### DIRECTIVE
Please find all lines in the data that hold the string "this" and copy them.

** START OF SUPPLIED RECORDS **

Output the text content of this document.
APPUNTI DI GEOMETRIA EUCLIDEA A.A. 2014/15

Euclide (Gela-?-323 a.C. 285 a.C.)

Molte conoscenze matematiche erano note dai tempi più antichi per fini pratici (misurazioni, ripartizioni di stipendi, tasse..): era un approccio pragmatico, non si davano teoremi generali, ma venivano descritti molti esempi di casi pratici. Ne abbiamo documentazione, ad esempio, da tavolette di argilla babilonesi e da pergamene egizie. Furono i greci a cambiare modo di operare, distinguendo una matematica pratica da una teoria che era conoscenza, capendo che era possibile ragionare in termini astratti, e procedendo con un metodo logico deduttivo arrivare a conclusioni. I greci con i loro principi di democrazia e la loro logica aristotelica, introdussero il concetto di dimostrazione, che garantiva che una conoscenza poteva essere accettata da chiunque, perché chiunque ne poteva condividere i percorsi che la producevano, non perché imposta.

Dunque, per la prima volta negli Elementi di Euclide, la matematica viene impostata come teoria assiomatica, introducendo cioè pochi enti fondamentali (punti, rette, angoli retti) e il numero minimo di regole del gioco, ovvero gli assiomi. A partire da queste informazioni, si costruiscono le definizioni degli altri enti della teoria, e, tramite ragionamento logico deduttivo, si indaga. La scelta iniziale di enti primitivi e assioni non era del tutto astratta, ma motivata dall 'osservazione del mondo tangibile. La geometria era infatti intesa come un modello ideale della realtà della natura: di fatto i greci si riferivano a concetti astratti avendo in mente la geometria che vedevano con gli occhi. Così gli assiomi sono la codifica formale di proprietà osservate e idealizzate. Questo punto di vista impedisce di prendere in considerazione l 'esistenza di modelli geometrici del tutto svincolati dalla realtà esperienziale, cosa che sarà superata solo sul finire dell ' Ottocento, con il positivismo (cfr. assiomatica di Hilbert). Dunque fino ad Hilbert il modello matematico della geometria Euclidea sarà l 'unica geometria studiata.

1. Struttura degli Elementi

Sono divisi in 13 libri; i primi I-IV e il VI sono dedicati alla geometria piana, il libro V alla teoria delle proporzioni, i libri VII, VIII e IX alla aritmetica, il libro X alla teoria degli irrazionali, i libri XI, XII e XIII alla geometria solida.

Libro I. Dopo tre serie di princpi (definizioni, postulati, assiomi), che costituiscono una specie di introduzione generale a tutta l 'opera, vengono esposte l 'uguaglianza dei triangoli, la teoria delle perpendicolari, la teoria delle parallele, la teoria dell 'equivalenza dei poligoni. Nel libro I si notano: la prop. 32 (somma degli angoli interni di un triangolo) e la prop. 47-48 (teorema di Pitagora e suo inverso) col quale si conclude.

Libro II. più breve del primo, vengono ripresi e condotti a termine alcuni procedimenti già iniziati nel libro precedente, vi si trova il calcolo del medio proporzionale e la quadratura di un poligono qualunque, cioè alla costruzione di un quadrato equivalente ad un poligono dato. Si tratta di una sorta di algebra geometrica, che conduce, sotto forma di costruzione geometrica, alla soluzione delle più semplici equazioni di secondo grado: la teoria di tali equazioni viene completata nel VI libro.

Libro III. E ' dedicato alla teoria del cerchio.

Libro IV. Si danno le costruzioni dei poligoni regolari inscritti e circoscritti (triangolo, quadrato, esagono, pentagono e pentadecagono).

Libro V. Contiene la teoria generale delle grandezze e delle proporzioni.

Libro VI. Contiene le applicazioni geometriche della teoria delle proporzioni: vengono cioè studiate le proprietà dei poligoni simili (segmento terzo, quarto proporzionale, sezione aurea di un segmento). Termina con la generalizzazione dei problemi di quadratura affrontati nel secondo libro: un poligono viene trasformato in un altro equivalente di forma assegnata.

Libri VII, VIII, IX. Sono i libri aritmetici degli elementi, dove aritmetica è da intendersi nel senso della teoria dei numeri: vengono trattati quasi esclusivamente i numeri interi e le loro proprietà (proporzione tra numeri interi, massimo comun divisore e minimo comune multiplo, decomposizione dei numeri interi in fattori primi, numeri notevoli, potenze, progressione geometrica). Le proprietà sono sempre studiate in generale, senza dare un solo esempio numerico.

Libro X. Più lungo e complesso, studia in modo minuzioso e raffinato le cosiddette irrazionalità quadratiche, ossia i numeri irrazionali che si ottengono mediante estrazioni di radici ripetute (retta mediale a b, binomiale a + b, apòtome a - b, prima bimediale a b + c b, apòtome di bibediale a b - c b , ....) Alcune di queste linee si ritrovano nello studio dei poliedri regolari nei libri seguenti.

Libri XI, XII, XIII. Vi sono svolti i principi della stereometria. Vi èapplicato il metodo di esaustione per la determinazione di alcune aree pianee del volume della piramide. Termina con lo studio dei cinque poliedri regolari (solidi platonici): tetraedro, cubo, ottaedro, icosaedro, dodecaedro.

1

** END OF SUPPLIED RECORDS **
** START OF SUPPLIED RECORDS **

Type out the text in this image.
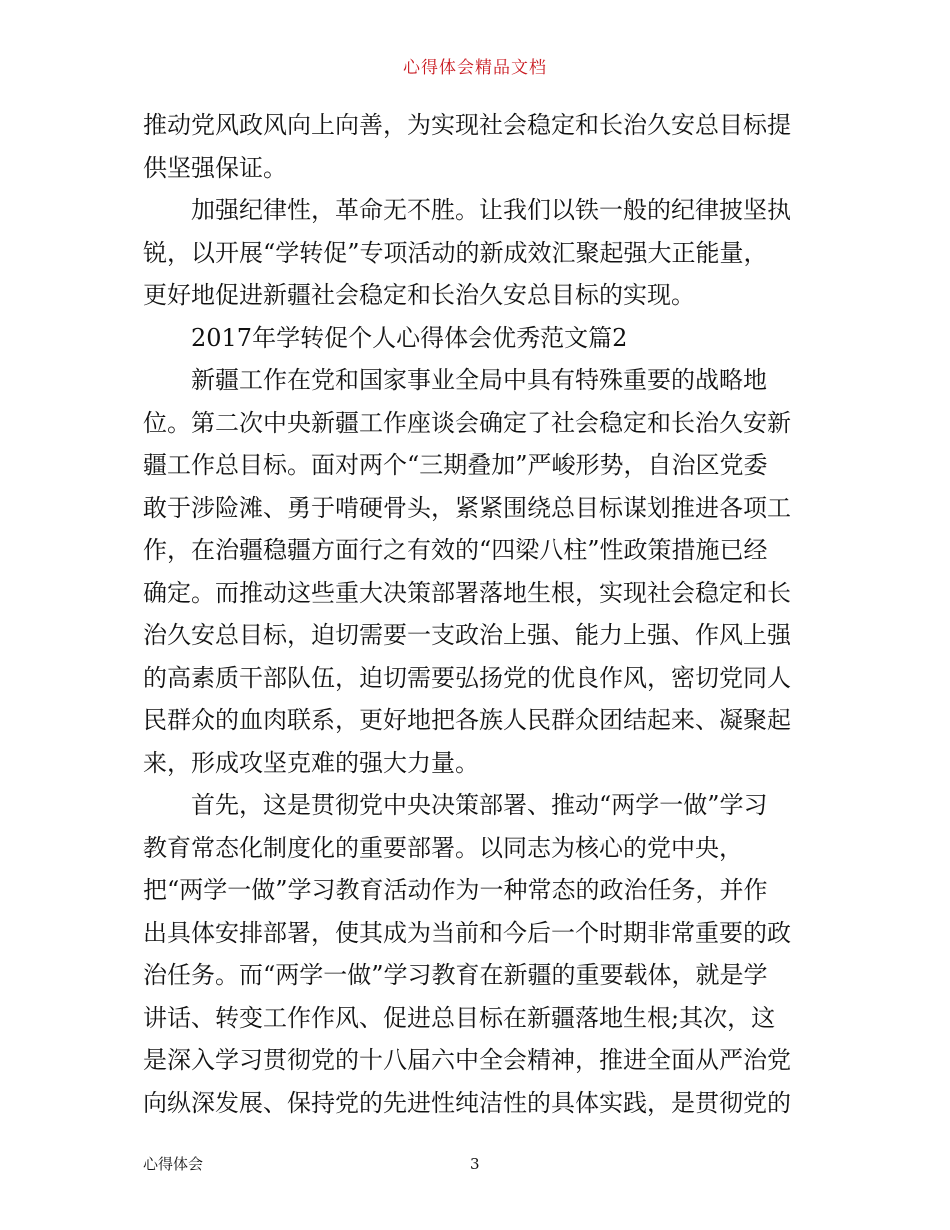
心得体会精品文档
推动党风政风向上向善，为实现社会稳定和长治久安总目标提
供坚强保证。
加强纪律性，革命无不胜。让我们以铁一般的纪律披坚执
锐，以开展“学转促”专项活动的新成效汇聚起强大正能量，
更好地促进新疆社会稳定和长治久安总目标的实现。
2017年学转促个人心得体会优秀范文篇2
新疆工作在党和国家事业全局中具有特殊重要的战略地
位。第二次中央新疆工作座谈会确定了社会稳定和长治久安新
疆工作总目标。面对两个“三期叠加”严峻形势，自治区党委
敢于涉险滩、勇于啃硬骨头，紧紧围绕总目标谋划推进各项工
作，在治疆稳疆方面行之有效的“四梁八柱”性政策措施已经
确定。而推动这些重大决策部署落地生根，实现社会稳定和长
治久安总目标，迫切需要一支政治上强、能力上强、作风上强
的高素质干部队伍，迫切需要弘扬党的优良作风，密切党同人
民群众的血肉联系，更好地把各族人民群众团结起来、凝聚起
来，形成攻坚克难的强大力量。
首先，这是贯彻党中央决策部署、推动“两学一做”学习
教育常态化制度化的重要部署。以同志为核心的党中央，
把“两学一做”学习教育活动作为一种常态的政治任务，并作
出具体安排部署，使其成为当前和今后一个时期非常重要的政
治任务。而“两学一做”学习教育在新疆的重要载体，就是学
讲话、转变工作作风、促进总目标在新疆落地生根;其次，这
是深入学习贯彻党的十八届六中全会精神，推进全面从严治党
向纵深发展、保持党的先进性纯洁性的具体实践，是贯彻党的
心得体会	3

** END OF SUPPLIED RECORDS **

### THE REPLY
Output the text content of this document.
Type out the text in this image.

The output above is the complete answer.